### Set exercise
Could you write out every record below exactly, leaving out any pictures?

----- Records for this exercise

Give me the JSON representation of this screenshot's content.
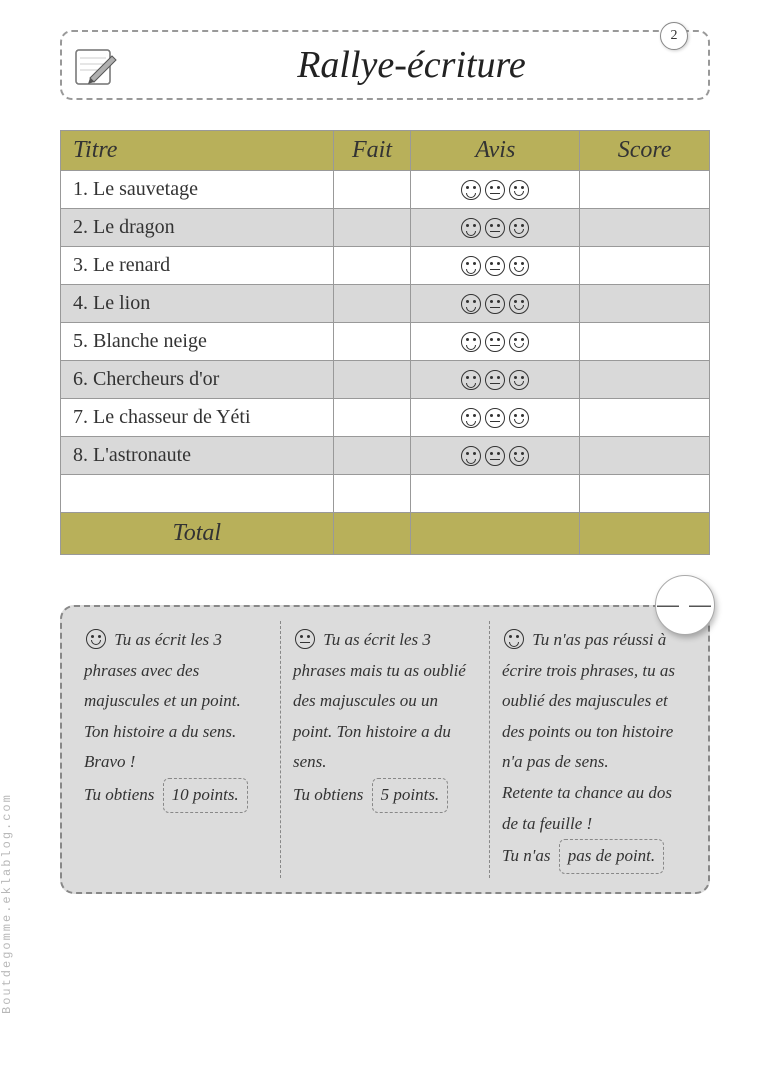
{
  "header": {
    "title": "Rallye-écriture",
    "page_number": "2"
  },
  "table": {
    "columns": [
      "Titre",
      "Fait",
      "Avis",
      "Score"
    ],
    "column_widths_pct": [
      42,
      12,
      26,
      20
    ],
    "header_bg": "#b8b05a",
    "row_alt_bg": "#d9d9d9",
    "row_bg": "#ffffff",
    "border_color": "#999999",
    "rows": [
      {
        "n": "1",
        "title": "Le sauvetage"
      },
      {
        "n": "2",
        "title": "Le dragon"
      },
      {
        "n": "3",
        "title": "Le renard"
      },
      {
        "n": "4",
        "title": "Le lion"
      },
      {
        "n": "5",
        "title": "Blanche neige"
      },
      {
        "n": "6",
        "title": "Chercheurs d'or"
      },
      {
        "n": "7",
        "title": "Le chasseur de Yéti"
      },
      {
        "n": "8",
        "title": "L'astronaute"
      }
    ],
    "blank_rows": 1,
    "total_label": "Total",
    "avis_faces": [
      "sad",
      "neutral",
      "happy"
    ]
  },
  "rubric": {
    "bg": "#dcdcdc",
    "border_color": "#888888",
    "corner_glyph": "— —",
    "cols": [
      {
        "face": "happy",
        "text": "Tu as écrit les 3 phrases avec des majuscules et un point. Ton histoire a du sens.",
        "bravo": "Bravo !",
        "obtain": "Tu obtiens",
        "points": "10 points."
      },
      {
        "face": "neutral",
        "text": "Tu as écrit les 3 phrases mais tu as oublié des majuscules ou un point. Ton histoire a du sens.",
        "bravo": "",
        "obtain": "Tu obtiens",
        "points": "5 points."
      },
      {
        "face": "sad",
        "text": "Tu n'as pas réussi à écrire trois phrases, tu as oublié des majuscules et des points ou ton histoire n'a pas de sens.",
        "bravo": "Retente ta chance au dos de ta feuille !",
        "obtain": "Tu n'as",
        "points": "pas de point."
      }
    ]
  },
  "watermark": "Boutdegomme.eklablog.com",
  "colors": {
    "page_bg": "#ffffff",
    "text": "#333333"
  },
  "fonts": {
    "script": "Brush Script MT, cursive",
    "title_size_pt": 38,
    "header_cell_size_pt": 24,
    "body_size_pt": 20,
    "rubric_size_pt": 17
  }
}
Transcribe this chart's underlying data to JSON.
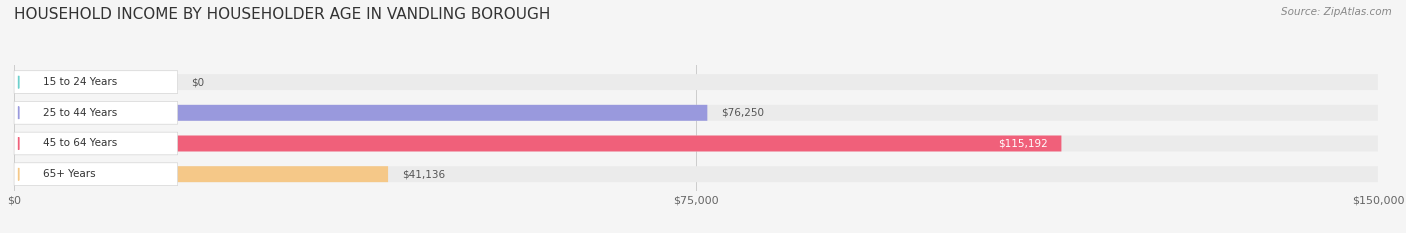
{
  "title": "HOUSEHOLD INCOME BY HOUSEHOLDER AGE IN VANDLING BOROUGH",
  "source": "Source: ZipAtlas.com",
  "categories": [
    "15 to 24 Years",
    "25 to 44 Years",
    "45 to 64 Years",
    "65+ Years"
  ],
  "values": [
    0,
    76250,
    115192,
    41136
  ],
  "bar_colors": [
    "#6dd0cc",
    "#9999dd",
    "#f0607a",
    "#f5c888"
  ],
  "value_labels": [
    "$0",
    "$76,250",
    "$115,192",
    "$41,136"
  ],
  "bar_bg_color": "#ebebeb",
  "xlim": [
    0,
    150000
  ],
  "xticks": [
    0,
    75000,
    150000
  ],
  "xtick_labels": [
    "$0",
    "$75,000",
    "$150,000"
  ],
  "background_color": "#f5f5f5",
  "title_fontsize": 11,
  "bar_height": 0.52,
  "figsize": [
    14.06,
    2.33
  ]
}
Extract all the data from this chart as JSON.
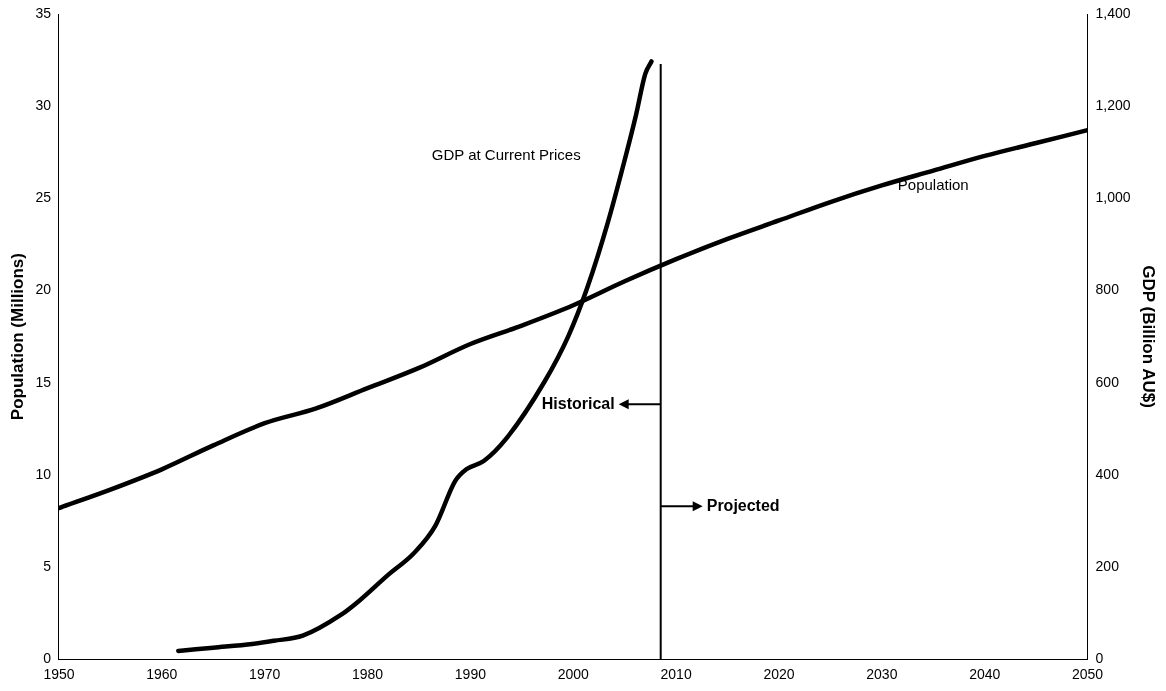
{
  "chart_data": {
    "type": "line",
    "ylabel": "Population (Millions)",
    "y2label": "GDP (Billion AU$)",
    "xlim": [
      1950,
      2050
    ],
    "xticks": [
      1950,
      1960,
      1970,
      1980,
      1990,
      2000,
      2010,
      2020,
      2030,
      2040,
      2050
    ],
    "ylim": [
      0,
      35
    ],
    "yticks": [
      0,
      5,
      10,
      15,
      20,
      25,
      30,
      35
    ],
    "y2lim": [
      0,
      1400
    ],
    "y2ticks": [
      0,
      200,
      400,
      600,
      800,
      {
        "value": 1000,
        "label": "1,000"
      },
      {
        "value": 1200,
        "label": "1,200"
      },
      {
        "value": 1400,
        "label": "1,400"
      }
    ],
    "grid": false,
    "legend": false,
    "marker": "none",
    "line_style": "solid",
    "series": [
      {
        "name": "Population",
        "color": "#000000",
        "x": [
          1950,
          1955,
          1960,
          1965,
          1970,
          1975,
          1980,
          1985,
          1990,
          1995,
          2000,
          2005,
          2010,
          2015,
          2020,
          2025,
          2030,
          2035,
          2040,
          2045,
          2050
        ],
        "values": [
          8.2,
          9.2,
          10.3,
          11.6,
          12.8,
          13.6,
          14.7,
          15.8,
          17.1,
          18.1,
          19.2,
          20.5,
          21.7,
          22.8,
          23.8,
          24.8,
          25.7,
          26.5,
          27.3,
          28.0,
          28.7
        ]
      },
      {
        "name": "GDP at Current Prices",
        "axis": "y2",
        "color": "#000000",
        "x": [
          1961.6,
          1965,
          1968.8,
          1970.9,
          1973.7,
          1977.4,
          1979.2,
          1982,
          1984.5,
          1986.6,
          1988.5,
          1989.6,
          1991.3,
          1993.5,
          1997.2,
          1999.5,
          2001.3,
          2003.3,
          2005.1,
          2006.1,
          2007,
          2007.6
        ],
        "values": [
          18,
          25,
          33,
          40,
          51,
          96,
          127,
          183,
          230,
          290,
          386,
          412,
          430,
          479,
          602,
          700,
          802,
          943,
          1092,
          1181,
          1270,
          1297
        ]
      }
    ],
    "ref_lines": [
      {
        "axis": "x",
        "value": 2008.5,
        "color": "#000000"
      }
    ],
    "annotations": [
      "Historical",
      "Projected"
    ]
  }
}
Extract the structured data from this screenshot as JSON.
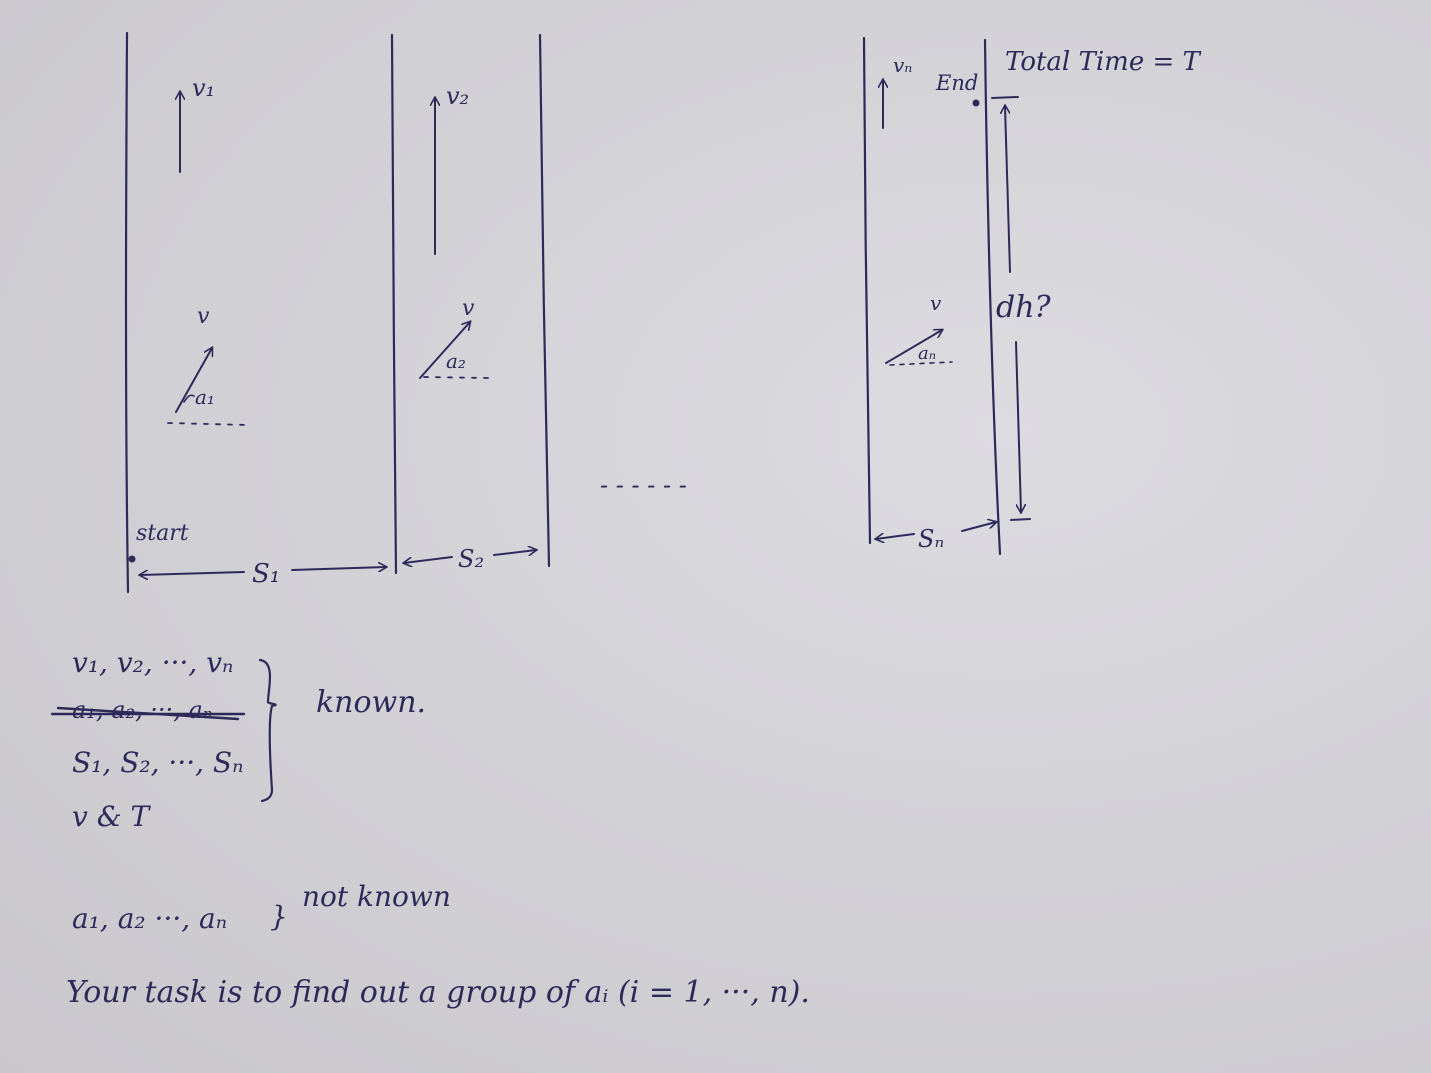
{
  "diagram": {
    "segments": [
      {
        "velocity_label": "v₁",
        "angle_label": "a₁",
        "speed_label": "v",
        "distance_label": "S₁"
      },
      {
        "velocity_label": "v₂",
        "angle_label": "a₂",
        "speed_label": "v",
        "distance_label": "S₂"
      },
      {
        "velocity_label": "vₙ",
        "angle_label": "aₙ",
        "speed_label": "v",
        "distance_label": "Sₙ"
      }
    ],
    "start_label": "start",
    "end_label": "End",
    "total_time_label": "Total Time = T",
    "height_label": "dh?",
    "ellipsis": "- - - - - -"
  },
  "notes": {
    "known_lines": [
      "v₁, v₂, ···, vₙ",
      "a₁, a₂, ···, aₙ",
      "S₁, S₂, ···, Sₙ",
      "v & T"
    ],
    "known_label": "known.",
    "unknown_line": "a₁, a₂ ···, aₙ",
    "unknown_label": "not known",
    "task": "Your task is to find out a group of  aᵢ (i = 1, ···, n)."
  }
}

----------

### Written response
Give me the JSON representation of this screenshot's content.
{
  "header": {
    "title": "Rallye-écriture",
    "page_number": "2"
  },
  "table": {
    "columns": [
      "Titre",
      "Fait",
      "Avis",
      "Score"
    ],
    "column_widths_pct": [
      42,
      12,
      26,
      20
    ],
    "header_bg": "#b8b05a",
    "row_alt_bg": "#d9d9d9",
    "row_bg": "#ffffff",
    "border_color": "#999999",
    "rows": [
      {
        "n": "1",
        "title": "Le sauvetage"
      },
      {
        "n": "2",
        "title": "Le dragon"
      },
      {
        "n": "3",
        "title": "Le renard"
      },
      {
        "n": "4",
        "title": "Le lion"
      },
      {
        "n": "5",
        "title": "Blanche neige"
      },
      {
        "n": "6",
        "title": "Chercheurs d'or"
      },
      {
        "n": "7",
        "title": "Le chasseur de Yéti"
      },
      {
        "n": "8",
        "title": "L'astronaute"
      }
    ],
    "blank_rows": 1,
    "total_label": "Total",
    "avis_faces": [
      "sad",
      "neutral",
      "happy"
    ]
  },
  "rubric": {
    "bg": "#dcdcdc",
    "border_color": "#888888",
    "corner_glyph": "— —",
    "cols": [
      {
        "face": "happy",
        "text": "Tu as écrit les 3 phrases avec des majuscules et un point. Ton histoire a du sens.",
        "bravo": "Bravo !",
        "obtain": "Tu obtiens",
        "points": "10 points."
      },
      {
        "face": "neutral",
        "text": "Tu as écrit les 3 phrases mais tu as oublié des majuscules ou un point. Ton histoire a du sens.",
        "bravo": "",
        "obtain": "Tu obtiens",
        "points": "5 points."
      },
      {
        "face": "sad",
        "text": "Tu n'as pas réussi à écrire trois phrases, tu as oublié des majuscules et des points ou ton histoire n'a pas de sens.",
        "bravo": "Retente ta chance au dos de ta feuille !",
        "obtain": "Tu n'as",
        "points": "pas de point."
      }
    ]
  },
  "watermark": "Boutdegomme.eklablog.com",
  "colors": {
    "page_bg": "#ffffff",
    "text": "#333333"
  },
  "fonts": {
    "script": "Brush Script MT, cursive",
    "title_size_pt": 38,
    "header_cell_size_pt": 24,
    "body_size_pt": 20,
    "rubric_size_pt": 17
  }
}
Transcribe this chart's underlying data to JSON.
{
  "title": "HOUSEHOLD INCOME BY HOUSEHOLDER AGE IN VANDLING BOROUGH",
  "source": "Source: ZipAtlas.com",
  "categories": [
    "15 to 24 Years",
    "25 to 44 Years",
    "45 to 64 Years",
    "65+ Years"
  ],
  "values": [
    0,
    76250,
    115192,
    41136
  ],
  "bar_colors": [
    "#6dd0cc",
    "#9999dd",
    "#f0607a",
    "#f5c888"
  ],
  "value_labels": [
    "$0",
    "$76,250",
    "$115,192",
    "$41,136"
  ],
  "bar_bg_color": "#ebebeb",
  "xlim": [
    0,
    150000
  ],
  "xticks": [
    0,
    75000,
    150000
  ],
  "xtick_labels": [
    "$0",
    "$75,000",
    "$150,000"
  ],
  "background_color": "#f5f5f5",
  "title_fontsize": 11,
  "bar_height": 0.52,
  "figsize": [
    14.06,
    2.33
  ]
}
Extract all the data from this chart as JSON.
{
  "chart_data": {
    "type": "line",
    "ylabel": "Population (Millions)",
    "y2label": "GDP (Billion AU$)",
    "xlim": [
      1950,
      2050
    ],
    "xticks": [
      1950,
      1960,
      1970,
      1980,
      1990,
      2000,
      2010,
      2020,
      2030,
      2040,
      2050
    ],
    "ylim": [
      0,
      35
    ],
    "yticks": [
      0,
      5,
      10,
      15,
      20,
      25,
      30,
      35
    ],
    "y2lim": [
      0,
      1400
    ],
    "y2ticks": [
      0,
      200,
      400,
      600,
      800,
      {
        "value": 1000,
        "label": "1,000"
      },
      {
        "value": 1200,
        "label": "1,200"
      },
      {
        "value": 1400,
        "label": "1,400"
      }
    ],
    "grid": false,
    "legend": false,
    "marker": "none",
    "line_style": "solid",
    "series": [
      {
        "name": "Population",
        "color": "#000000",
        "x": [
          1950,
          1955,
          1960,
          1965,
          1970,
          1975,
          1980,
          1985,
          1990,
          1995,
          2000,
          2005,
          2010,
          2015,
          2020,
          2025,
          2030,
          2035,
          2040,
          2045,
          2050
        ],
        "values": [
          8.2,
          9.2,
          10.3,
          11.6,
          12.8,
          13.6,
          14.7,
          15.8,
          17.1,
          18.1,
          19.2,
          20.5,
          21.7,
          22.8,
          23.8,
          24.8,
          25.7,
          26.5,
          27.3,
          28.0,
          28.7
        ]
      },
      {
        "name": "GDP at Current Prices",
        "axis": "y2",
        "color": "#000000",
        "x": [
          1961.6,
          1965,
          1968.8,
          1970.9,
          1973.7,
          1977.4,
          1979.2,
          1982,
          1984.5,
          1986.6,
          1988.5,
          1989.6,
          1991.3,
          1993.5,
          1997.2,
          1999.5,
          2001.3,
          2003.3,
          2005.1,
          2006.1,
          2007,
          2007.6
        ],
        "values": [
          18,
          25,
          33,
          40,
          51,
          96,
          127,
          183,
          230,
          290,
          386,
          412,
          430,
          479,
          602,
          700,
          802,
          943,
          1092,
          1181,
          1270,
          1297
        ]
      }
    ],
    "ref_lines": [
      {
        "axis": "x",
        "value": 2008.5,
        "color": "#000000"
      }
    ],
    "annotations": [
      "Historical",
      "Projected"
    ]
  }
}
Extract the structured data from this screenshot as JSON.
{
  "diagram": {
    "segments": [
      {
        "velocity_label": "v₁",
        "angle_label": "a₁",
        "speed_label": "v",
        "distance_label": "S₁"
      },
      {
        "velocity_label": "v₂",
        "angle_label": "a₂",
        "speed_label": "v",
        "distance_label": "S₂"
      },
      {
        "velocity_label": "vₙ",
        "angle_label": "aₙ",
        "speed_label": "v",
        "distance_label": "Sₙ"
      }
    ],
    "start_label": "start",
    "end_label": "End",
    "total_time_label": "Total Time = T",
    "height_label": "dh?",
    "ellipsis": "- - - - - -"
  },
  "notes": {
    "known_lines": [
      "v₁, v₂, ···, vₙ",
      "a₁, a₂, ···, aₙ",
      "S₁, S₂, ···, Sₙ",
      "v & T"
    ],
    "known_label": "known.",
    "unknown_line": "a₁, a₂ ···, aₙ",
    "unknown_label": "not known",
    "task": "Your task is to find out a group of  aᵢ (i = 1, ···, n)."
  }
}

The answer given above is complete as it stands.